___ DATA LINES
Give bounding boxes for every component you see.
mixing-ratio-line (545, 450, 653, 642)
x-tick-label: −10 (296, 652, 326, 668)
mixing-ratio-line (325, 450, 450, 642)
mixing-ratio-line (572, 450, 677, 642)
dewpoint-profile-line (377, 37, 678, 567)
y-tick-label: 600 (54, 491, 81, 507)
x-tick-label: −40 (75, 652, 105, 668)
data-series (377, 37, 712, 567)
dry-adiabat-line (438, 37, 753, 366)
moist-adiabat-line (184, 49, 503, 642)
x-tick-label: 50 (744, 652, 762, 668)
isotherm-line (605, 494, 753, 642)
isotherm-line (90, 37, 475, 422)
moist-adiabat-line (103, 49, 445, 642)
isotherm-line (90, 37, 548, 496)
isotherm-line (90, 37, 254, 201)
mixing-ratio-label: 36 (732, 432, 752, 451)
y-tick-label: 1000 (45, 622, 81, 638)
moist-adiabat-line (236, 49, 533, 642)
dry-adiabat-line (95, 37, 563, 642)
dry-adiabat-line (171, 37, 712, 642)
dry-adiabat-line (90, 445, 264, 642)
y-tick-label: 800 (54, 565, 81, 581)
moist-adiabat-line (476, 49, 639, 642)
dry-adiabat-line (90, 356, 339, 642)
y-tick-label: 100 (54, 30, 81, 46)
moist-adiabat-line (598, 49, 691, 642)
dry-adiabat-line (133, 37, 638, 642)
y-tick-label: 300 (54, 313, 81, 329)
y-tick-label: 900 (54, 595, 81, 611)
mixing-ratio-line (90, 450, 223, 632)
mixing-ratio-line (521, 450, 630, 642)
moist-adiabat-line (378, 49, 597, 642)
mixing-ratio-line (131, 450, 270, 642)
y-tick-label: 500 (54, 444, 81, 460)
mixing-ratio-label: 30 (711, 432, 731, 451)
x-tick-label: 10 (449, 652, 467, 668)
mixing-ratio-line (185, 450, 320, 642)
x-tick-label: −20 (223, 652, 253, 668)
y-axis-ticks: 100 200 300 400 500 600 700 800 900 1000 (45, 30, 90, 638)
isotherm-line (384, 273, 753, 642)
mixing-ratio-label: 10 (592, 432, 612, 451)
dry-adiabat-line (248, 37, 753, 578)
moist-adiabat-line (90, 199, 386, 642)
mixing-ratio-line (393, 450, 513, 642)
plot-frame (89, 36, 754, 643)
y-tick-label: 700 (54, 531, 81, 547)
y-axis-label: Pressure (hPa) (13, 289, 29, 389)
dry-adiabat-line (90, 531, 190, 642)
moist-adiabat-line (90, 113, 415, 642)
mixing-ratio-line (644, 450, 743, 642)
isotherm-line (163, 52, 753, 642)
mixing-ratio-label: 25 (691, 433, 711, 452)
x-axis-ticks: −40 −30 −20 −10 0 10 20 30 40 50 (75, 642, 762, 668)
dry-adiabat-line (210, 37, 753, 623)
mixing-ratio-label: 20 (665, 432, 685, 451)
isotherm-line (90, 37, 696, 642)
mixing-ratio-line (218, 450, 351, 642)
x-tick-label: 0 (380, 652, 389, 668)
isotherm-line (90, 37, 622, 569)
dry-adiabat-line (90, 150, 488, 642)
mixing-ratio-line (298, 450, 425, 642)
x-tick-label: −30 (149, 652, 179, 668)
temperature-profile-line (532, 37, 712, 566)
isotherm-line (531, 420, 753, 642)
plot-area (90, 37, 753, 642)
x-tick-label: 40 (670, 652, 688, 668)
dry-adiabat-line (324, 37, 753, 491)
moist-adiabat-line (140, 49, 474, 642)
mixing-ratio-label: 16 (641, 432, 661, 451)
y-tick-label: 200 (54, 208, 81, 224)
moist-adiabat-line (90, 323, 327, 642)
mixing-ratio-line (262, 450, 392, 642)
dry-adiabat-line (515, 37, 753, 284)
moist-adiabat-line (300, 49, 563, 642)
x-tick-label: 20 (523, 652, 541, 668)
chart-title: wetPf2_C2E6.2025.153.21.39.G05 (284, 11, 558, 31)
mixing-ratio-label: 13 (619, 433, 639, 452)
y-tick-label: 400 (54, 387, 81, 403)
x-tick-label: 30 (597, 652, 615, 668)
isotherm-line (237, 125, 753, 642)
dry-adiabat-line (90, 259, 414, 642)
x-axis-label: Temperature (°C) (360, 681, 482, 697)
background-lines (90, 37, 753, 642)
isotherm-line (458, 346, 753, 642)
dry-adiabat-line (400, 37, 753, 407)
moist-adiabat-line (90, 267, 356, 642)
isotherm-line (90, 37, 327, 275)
______
THE EXERCISE: Can you write out all the items again, substituting "isotherm" for every "isotherm-line" and leaving everything else unchanged?

EXERCISE OUTPUT:
Give bounding boxes for every component you see.
mixing-ratio-line (545, 450, 653, 642)
x-tick-label: −10 (296, 652, 326, 668)
mixing-ratio-line (325, 450, 450, 642)
mixing-ratio-line (572, 450, 677, 642)
dewpoint-profile-line (377, 37, 678, 567)
y-tick-label: 600 (54, 491, 81, 507)
x-tick-label: −40 (75, 652, 105, 668)
data-series (377, 37, 712, 567)
dry-adiabat-line (438, 37, 753, 366)
moist-adiabat-line (184, 49, 503, 642)
x-tick-label: 50 (744, 652, 762, 668)
isotherm (605, 494, 753, 642)
isotherm (90, 37, 475, 422)
moist-adiabat-line (103, 49, 445, 642)
isotherm (90, 37, 548, 496)
isotherm (90, 37, 254, 201)
mixing-ratio-label: 36 (732, 432, 752, 451)
y-tick-label: 1000 (45, 622, 81, 638)
moist-adiabat-line (236, 49, 533, 642)
dry-adiabat-line (95, 37, 563, 642)
dry-adiabat-line (171, 37, 712, 642)
dry-adiabat-line (90, 445, 264, 642)
y-tick-label: 800 (54, 565, 81, 581)
moist-adiabat-line (476, 49, 639, 642)
dry-adiabat-line (90, 356, 339, 642)
y-tick-label: 100 (54, 30, 81, 46)
moist-adiabat-line (598, 49, 691, 642)
dry-adiabat-line (133, 37, 638, 642)
y-tick-label: 300 (54, 313, 81, 329)
y-tick-label: 900 (54, 595, 81, 611)
mixing-ratio-line (90, 450, 223, 632)
mixing-ratio-line (521, 450, 630, 642)
moist-adiabat-line (378, 49, 597, 642)
mixing-ratio-line (131, 450, 270, 642)
y-tick-label: 500 (54, 444, 81, 460)
mixing-ratio-label: 30 (711, 432, 731, 451)
x-tick-label: 10 (449, 652, 467, 668)
mixing-ratio-line (185, 450, 320, 642)
x-tick-label: −20 (223, 652, 253, 668)
y-axis-ticks: 100 200 300 400 500 600 700 800 900 1000 (45, 30, 90, 638)
isotherm (384, 273, 753, 642)
mixing-ratio-label: 10 (592, 432, 612, 451)
dry-adiabat-line (248, 37, 753, 578)
moist-adiabat-line (90, 199, 386, 642)
mixing-ratio-line (393, 450, 513, 642)
plot-frame (89, 36, 754, 643)
y-tick-label: 700 (54, 531, 81, 547)
y-axis-label: Pressure (hPa) (13, 289, 29, 389)
dry-adiabat-line (90, 531, 190, 642)
moist-adiabat-line (90, 113, 415, 642)
mixing-ratio-line (644, 450, 743, 642)
isotherm (163, 52, 753, 642)
mixing-ratio-label: 25 (691, 433, 711, 452)
x-axis-ticks: −40 −30 −20 −10 0 10 20 30 40 50 (75, 642, 762, 668)
dry-adiabat-line (210, 37, 753, 623)
mixing-ratio-label: 20 (665, 432, 685, 451)
isotherm (90, 37, 696, 642)
mixing-ratio-line (218, 450, 351, 642)
x-tick-label: 0 (380, 652, 389, 668)
isotherm (90, 37, 622, 569)
dry-adiabat-line (90, 150, 488, 642)
mixing-ratio-line (298, 450, 425, 642)
x-tick-label: −30 (149, 652, 179, 668)
temperature-profile-line (532, 37, 712, 566)
isotherm (531, 420, 753, 642)
plot-area (90, 37, 753, 642)
x-tick-label: 40 (670, 652, 688, 668)
dry-adiabat-line (324, 37, 753, 491)
moist-adiabat-line (140, 49, 474, 642)
mixing-ratio-label: 16 (641, 432, 661, 451)
y-tick-label: 200 (54, 208, 81, 224)
moist-adiabat-line (90, 323, 327, 642)
mixing-ratio-line (262, 450, 392, 642)
dry-adiabat-line (515, 37, 753, 284)
moist-adiabat-line (300, 49, 563, 642)
x-tick-label: 20 (523, 652, 541, 668)
chart-title: wetPf2_C2E6.2025.153.21.39.G05 (284, 11, 558, 31)
mixing-ratio-label: 13 (619, 433, 639, 452)
y-tick-label: 400 (54, 387, 81, 403)
x-tick-label: 30 (597, 652, 615, 668)
isotherm (237, 125, 753, 642)
dry-adiabat-line (90, 259, 414, 642)
x-axis-label: Temperature (°C) (360, 681, 482, 697)
background-lines (90, 37, 753, 642)
isotherm (458, 346, 753, 642)
dry-adiabat-line (400, 37, 753, 407)
moist-adiabat-line (90, 267, 356, 642)
isotherm (90, 37, 327, 275)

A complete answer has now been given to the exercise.